__To be done__
Set down exactly, and only, the lines from the one with "Extract all readable text from this page." to the final line of the entries, both included.
******
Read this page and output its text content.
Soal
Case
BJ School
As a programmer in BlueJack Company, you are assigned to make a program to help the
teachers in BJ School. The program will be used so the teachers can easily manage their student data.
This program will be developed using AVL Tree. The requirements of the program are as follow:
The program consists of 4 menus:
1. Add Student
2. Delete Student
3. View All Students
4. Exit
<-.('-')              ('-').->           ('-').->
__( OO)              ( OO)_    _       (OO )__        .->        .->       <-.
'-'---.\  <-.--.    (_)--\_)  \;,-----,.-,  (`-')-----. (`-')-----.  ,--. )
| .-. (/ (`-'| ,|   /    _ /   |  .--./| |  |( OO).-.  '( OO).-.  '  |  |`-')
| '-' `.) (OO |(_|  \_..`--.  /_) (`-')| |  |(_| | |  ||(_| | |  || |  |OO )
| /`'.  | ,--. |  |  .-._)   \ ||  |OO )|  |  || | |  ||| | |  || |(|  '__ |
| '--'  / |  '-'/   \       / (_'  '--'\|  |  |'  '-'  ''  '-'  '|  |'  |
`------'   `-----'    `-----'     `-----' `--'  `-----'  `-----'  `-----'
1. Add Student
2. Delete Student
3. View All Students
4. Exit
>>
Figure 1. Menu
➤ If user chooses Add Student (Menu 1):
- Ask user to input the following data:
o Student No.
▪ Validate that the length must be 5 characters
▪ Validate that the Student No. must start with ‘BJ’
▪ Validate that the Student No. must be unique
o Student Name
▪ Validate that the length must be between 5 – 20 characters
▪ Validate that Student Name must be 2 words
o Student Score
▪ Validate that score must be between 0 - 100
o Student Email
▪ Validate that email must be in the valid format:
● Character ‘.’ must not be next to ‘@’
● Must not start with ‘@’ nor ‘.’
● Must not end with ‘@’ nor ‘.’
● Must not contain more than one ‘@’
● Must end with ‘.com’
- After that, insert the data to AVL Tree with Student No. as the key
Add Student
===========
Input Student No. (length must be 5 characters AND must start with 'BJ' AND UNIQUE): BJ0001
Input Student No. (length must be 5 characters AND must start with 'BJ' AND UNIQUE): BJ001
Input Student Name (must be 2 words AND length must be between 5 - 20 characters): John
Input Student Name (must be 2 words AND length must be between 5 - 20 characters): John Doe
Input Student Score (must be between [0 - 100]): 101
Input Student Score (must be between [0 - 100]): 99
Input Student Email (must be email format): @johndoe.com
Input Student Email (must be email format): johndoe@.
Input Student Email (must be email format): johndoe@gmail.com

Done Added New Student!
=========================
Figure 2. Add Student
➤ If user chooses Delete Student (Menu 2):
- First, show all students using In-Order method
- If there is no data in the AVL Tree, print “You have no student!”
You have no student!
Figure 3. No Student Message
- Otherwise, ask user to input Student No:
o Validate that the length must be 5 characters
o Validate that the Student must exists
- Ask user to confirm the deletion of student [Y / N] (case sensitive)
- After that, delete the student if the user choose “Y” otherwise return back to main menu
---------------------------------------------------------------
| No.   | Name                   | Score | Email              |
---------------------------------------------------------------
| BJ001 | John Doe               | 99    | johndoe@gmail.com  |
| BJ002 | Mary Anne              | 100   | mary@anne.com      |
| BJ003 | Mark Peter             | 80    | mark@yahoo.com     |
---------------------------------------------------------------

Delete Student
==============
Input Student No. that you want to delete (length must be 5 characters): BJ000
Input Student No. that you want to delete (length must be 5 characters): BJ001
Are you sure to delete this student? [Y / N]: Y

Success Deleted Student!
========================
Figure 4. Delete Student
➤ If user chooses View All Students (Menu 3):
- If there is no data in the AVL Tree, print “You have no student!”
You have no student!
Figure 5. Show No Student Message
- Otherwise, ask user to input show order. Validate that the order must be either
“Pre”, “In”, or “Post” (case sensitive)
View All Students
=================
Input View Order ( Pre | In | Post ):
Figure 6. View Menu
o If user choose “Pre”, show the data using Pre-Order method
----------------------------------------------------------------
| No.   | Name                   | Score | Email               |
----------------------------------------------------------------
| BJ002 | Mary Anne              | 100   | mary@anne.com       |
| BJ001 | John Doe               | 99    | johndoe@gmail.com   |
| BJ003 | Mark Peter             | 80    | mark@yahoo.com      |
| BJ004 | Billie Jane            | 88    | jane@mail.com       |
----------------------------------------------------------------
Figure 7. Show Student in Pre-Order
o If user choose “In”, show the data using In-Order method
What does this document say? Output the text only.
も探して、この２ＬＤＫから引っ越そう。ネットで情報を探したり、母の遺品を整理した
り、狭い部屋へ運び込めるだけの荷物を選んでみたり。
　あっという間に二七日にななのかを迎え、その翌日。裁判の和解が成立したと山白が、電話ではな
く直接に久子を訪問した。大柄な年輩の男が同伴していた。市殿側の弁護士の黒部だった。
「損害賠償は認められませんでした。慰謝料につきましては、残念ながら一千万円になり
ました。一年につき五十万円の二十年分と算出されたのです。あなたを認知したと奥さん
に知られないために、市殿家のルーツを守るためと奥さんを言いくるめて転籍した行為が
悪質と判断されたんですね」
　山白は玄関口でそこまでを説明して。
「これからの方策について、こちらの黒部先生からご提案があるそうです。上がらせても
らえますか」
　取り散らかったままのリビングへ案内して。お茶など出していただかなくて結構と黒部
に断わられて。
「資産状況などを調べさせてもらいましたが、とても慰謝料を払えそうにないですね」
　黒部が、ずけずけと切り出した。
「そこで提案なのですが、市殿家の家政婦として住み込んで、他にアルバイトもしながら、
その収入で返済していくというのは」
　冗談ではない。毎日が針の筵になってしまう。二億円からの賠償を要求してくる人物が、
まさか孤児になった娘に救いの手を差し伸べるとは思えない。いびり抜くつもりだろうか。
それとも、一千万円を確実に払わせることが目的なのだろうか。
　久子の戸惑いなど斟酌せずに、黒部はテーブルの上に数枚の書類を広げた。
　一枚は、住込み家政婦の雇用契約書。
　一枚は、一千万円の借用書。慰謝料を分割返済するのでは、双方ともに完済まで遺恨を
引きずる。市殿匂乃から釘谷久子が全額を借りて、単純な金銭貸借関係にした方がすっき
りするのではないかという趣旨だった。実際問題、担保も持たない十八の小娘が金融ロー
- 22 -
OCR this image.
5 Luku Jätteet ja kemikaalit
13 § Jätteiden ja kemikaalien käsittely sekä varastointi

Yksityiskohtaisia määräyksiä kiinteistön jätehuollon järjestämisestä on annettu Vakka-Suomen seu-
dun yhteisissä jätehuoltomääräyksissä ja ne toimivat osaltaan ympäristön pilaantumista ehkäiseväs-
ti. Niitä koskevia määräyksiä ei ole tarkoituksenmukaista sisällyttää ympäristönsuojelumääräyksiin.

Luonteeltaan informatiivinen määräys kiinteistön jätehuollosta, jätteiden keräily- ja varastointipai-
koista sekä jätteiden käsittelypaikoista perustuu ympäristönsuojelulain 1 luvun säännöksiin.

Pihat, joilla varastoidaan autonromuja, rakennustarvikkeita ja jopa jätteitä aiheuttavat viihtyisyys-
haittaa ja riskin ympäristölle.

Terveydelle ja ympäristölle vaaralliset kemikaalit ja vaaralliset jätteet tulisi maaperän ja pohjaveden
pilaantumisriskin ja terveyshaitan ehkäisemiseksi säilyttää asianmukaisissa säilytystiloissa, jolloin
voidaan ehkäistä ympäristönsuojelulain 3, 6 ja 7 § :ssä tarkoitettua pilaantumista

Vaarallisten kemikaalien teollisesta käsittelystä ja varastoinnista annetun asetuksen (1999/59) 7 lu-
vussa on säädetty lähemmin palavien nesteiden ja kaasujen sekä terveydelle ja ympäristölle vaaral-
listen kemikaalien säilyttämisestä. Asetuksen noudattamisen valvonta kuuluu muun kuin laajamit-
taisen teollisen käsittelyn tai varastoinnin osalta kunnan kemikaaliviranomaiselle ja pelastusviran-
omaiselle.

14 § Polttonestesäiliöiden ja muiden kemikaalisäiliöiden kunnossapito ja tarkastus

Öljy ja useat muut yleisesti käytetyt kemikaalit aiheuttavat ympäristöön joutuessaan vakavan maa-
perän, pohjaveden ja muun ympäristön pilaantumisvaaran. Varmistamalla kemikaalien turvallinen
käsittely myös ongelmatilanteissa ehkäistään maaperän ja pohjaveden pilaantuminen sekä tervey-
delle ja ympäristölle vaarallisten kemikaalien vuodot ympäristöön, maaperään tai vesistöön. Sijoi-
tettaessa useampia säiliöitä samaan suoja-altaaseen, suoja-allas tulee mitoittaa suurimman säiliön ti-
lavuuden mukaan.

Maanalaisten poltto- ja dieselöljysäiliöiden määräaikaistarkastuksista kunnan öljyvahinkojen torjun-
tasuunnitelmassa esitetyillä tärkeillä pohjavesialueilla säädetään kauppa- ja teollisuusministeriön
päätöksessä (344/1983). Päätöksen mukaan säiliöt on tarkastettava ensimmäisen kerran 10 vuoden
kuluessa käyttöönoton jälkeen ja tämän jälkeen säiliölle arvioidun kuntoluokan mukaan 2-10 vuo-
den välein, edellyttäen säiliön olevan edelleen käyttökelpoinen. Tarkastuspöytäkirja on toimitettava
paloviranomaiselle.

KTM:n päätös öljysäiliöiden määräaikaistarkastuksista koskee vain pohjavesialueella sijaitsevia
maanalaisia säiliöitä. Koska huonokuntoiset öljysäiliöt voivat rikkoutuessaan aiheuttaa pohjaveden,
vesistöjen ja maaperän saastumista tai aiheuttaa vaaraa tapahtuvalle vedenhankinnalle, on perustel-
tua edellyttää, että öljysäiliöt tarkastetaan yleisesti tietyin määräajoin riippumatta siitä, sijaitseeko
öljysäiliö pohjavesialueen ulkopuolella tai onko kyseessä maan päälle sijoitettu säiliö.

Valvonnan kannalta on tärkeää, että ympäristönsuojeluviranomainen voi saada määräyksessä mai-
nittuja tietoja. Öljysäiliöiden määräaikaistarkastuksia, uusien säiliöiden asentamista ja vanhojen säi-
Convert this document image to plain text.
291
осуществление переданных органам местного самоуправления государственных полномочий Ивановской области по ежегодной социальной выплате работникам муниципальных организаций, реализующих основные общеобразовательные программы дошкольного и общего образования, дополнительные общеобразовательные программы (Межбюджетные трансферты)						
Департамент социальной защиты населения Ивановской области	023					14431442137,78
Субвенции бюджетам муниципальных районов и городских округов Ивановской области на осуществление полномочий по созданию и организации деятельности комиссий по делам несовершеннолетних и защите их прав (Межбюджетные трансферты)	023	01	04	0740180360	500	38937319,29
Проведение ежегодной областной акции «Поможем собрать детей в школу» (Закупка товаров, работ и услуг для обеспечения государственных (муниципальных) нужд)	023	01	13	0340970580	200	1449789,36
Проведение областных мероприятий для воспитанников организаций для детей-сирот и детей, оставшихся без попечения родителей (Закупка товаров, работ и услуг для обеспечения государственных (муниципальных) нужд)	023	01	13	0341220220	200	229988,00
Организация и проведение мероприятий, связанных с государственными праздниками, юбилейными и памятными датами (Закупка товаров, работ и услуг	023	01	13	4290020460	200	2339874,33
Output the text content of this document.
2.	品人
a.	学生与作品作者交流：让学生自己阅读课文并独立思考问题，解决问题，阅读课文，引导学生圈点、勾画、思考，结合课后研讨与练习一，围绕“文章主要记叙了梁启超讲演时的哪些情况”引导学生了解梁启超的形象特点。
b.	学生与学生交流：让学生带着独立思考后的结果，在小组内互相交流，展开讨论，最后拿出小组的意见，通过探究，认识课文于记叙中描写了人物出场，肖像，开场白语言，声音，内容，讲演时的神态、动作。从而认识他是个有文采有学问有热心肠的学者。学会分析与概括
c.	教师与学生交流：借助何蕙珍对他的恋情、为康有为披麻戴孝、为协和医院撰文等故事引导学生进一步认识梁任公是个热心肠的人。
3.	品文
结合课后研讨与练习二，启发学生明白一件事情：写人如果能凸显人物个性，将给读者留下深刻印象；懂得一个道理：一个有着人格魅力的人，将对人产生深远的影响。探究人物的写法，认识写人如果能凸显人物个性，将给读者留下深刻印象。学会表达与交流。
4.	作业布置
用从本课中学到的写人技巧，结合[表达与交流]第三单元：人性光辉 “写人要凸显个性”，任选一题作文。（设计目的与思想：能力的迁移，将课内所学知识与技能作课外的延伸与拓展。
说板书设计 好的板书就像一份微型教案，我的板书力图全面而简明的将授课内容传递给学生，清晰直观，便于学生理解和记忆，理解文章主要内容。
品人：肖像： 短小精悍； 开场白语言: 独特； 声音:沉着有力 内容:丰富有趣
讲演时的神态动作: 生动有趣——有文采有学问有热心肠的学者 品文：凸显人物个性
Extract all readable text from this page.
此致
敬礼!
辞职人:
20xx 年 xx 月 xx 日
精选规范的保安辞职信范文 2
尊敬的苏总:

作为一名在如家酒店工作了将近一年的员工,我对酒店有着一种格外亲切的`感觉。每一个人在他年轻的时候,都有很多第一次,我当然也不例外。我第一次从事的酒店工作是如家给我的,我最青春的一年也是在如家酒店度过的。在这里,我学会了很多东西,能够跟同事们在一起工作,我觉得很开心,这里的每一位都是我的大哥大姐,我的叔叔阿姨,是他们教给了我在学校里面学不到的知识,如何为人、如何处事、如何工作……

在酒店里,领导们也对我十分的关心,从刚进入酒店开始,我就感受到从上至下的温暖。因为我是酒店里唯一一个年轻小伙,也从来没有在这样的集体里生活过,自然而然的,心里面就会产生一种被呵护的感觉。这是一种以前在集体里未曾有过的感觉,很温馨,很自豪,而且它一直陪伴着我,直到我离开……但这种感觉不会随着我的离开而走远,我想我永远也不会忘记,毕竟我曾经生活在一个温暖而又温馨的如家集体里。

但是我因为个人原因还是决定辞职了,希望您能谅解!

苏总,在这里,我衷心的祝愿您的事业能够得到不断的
******
__Full output__
Extract all readable text from this page.
此致
敬礼!
辞职人:
20xx 年 xx 月 xx 日
精选规范的保安辞职信范文 2
尊敬的苏总:

作为一名在如家酒店工作了将近一年的员工,我对酒店有着一种格外亲切的`感觉。每一个人在他年轻的时候,都有很多第一次,我当然也不例外。我第一次从事的酒店工作是如家给我的,我最青春的一年也是在如家酒店度过的。在这里,我学会了很多东西,能够跟同事们在一起工作,我觉得很开心,这里的每一位都是我的大哥大姐,我的叔叔阿姨,是他们教给了我在学校里面学不到的知识,如何为人、如何处事、如何工作……

在酒店里,领导们也对我十分的关心,从刚进入酒店开始,我就感受到从上至下的温暖。因为我是酒店里唯一一个年轻小伙,也从来没有在这样的集体里生活过,自然而然的,心里面就会产生一种被呵护的感觉。这是一种以前在集体里未曾有过的感觉,很温馨,很自豪,而且它一直陪伴着我,直到我离开……但这种感觉不会随着我的离开而走远,我想我永远也不会忘记,毕竟我曾经生活在一个温暖而又温馨的如家集体里。

但是我因为个人原因还是决定辞职了,希望您能谅解!

苏总,在这里,我衷心的祝愿您的事业能够得到不断的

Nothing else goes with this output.